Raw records
↓

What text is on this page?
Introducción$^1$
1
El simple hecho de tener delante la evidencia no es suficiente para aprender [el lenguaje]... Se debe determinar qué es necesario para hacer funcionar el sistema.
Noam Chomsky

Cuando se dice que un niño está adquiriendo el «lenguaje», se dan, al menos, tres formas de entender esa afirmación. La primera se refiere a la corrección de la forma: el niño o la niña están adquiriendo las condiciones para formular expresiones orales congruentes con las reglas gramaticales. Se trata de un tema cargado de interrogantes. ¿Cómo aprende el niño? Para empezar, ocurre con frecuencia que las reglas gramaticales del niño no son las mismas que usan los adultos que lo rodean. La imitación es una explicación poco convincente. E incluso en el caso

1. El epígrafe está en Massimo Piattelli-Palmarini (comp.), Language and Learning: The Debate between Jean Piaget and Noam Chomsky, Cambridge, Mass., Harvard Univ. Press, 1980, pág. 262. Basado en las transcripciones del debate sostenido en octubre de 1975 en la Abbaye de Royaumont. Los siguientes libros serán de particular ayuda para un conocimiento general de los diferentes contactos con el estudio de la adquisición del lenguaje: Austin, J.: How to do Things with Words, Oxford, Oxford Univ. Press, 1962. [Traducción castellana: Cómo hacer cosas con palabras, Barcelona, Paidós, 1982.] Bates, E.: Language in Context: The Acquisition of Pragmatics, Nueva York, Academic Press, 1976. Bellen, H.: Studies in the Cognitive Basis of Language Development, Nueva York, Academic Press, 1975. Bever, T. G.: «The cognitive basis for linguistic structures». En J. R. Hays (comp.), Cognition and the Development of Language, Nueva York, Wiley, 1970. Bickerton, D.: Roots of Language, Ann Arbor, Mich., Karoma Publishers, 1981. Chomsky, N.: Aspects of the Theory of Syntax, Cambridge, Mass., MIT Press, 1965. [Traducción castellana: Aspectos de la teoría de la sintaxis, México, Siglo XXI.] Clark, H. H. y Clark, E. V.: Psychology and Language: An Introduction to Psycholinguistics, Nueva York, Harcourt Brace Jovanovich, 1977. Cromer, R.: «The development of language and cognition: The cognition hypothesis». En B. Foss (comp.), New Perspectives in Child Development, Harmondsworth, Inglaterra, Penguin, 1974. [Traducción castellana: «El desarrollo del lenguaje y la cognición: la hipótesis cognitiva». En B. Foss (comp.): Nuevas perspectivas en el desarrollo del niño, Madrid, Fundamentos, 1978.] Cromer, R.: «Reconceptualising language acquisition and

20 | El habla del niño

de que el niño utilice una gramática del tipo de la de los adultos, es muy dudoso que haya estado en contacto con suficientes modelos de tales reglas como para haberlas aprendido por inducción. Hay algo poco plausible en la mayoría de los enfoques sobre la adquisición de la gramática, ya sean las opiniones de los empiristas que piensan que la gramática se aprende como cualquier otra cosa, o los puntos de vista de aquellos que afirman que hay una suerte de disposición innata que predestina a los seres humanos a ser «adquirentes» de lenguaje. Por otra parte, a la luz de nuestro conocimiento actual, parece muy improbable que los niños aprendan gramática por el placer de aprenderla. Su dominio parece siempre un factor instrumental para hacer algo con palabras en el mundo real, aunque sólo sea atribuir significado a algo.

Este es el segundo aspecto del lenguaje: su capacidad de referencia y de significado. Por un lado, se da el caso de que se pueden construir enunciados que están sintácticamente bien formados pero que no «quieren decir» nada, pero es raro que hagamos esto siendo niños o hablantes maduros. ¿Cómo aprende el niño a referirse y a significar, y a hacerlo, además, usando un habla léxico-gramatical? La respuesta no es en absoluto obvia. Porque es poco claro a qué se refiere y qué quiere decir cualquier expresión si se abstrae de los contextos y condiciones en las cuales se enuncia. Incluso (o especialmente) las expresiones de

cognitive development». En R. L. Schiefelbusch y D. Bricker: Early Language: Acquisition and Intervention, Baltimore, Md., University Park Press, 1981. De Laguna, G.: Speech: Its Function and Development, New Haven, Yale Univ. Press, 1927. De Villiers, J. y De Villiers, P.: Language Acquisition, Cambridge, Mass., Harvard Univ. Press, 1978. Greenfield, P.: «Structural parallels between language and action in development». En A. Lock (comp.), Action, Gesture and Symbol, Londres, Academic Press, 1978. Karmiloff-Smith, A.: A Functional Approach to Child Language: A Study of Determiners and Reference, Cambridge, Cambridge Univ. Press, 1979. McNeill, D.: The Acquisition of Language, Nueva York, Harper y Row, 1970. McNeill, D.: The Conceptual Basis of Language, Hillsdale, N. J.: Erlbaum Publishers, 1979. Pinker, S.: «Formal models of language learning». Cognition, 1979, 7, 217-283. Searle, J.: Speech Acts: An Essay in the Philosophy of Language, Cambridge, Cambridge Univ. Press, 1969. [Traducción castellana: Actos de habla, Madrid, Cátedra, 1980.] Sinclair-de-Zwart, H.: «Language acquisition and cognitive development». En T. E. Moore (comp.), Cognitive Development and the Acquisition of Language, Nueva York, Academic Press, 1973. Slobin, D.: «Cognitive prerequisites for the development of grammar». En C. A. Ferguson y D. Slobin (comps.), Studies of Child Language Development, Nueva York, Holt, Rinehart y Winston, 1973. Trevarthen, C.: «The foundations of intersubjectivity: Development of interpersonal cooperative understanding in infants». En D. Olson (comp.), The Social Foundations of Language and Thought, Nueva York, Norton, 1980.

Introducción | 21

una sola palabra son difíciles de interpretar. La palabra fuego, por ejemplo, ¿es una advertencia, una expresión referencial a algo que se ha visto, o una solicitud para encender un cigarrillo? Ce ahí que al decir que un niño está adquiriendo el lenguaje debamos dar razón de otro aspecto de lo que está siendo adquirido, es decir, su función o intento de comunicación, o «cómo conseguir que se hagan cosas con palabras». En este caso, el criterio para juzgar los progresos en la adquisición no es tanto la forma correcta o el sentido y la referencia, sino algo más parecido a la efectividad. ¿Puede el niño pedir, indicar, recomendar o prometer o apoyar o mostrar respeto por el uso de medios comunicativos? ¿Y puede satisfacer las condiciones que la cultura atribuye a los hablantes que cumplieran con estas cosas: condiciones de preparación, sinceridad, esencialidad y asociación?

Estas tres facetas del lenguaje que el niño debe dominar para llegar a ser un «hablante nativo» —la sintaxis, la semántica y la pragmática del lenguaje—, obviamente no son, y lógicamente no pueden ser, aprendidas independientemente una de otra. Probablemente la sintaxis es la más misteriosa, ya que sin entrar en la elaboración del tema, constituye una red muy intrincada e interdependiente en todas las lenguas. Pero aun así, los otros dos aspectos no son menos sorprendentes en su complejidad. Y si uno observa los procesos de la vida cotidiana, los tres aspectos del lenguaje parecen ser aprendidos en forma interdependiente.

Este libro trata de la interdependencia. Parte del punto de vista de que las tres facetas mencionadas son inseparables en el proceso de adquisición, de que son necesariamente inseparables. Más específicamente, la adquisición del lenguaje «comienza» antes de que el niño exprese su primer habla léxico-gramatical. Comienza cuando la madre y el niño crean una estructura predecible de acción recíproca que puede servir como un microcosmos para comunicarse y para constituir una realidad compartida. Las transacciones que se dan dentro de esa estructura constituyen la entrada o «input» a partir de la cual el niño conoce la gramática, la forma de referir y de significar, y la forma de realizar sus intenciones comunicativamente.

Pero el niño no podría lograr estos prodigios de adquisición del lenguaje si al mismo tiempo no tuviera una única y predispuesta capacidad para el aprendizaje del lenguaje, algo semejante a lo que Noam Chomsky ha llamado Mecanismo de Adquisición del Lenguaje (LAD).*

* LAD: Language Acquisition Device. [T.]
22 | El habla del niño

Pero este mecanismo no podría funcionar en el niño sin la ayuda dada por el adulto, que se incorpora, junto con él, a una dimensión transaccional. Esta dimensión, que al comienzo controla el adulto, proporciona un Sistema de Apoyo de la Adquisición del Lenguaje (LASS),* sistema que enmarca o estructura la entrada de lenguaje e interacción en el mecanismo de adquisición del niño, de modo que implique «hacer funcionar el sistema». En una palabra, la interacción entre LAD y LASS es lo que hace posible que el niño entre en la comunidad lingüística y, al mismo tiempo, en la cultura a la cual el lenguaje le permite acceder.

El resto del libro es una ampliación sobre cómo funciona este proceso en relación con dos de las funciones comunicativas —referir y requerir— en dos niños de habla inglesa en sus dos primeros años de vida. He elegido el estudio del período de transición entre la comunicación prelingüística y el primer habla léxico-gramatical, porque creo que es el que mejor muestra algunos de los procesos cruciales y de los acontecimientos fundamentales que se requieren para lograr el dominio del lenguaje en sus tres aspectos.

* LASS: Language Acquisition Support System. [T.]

↑

Set exercise
Where a line in the material contains "LASS", copy that line.

Expected answer
Pero este mecanismo no podría funcionar en el niño sin la ayuda dada por el adulto, que se incorpora, junto con él, a una dimensión transaccional. Esta dimensión, que al comienzo controla el adulto, proporciona un Sistema de Apoyo de la Adquisición del Lenguaje (LASS),* sistema que enmarca o estructura la entrada de lenguaje e interacción en el mecanismo de adquisición del niño, de modo que implique «hacer funcionar el sistema». En una palabra, la interacción entre LAD y LASS es lo que hace posible que el niño entre en la comunidad lingüística y, al mismo tiempo, en la cultura a la cual el lenguaje le permite acceder.
* LASS: Language Acquisition Support System. [T.]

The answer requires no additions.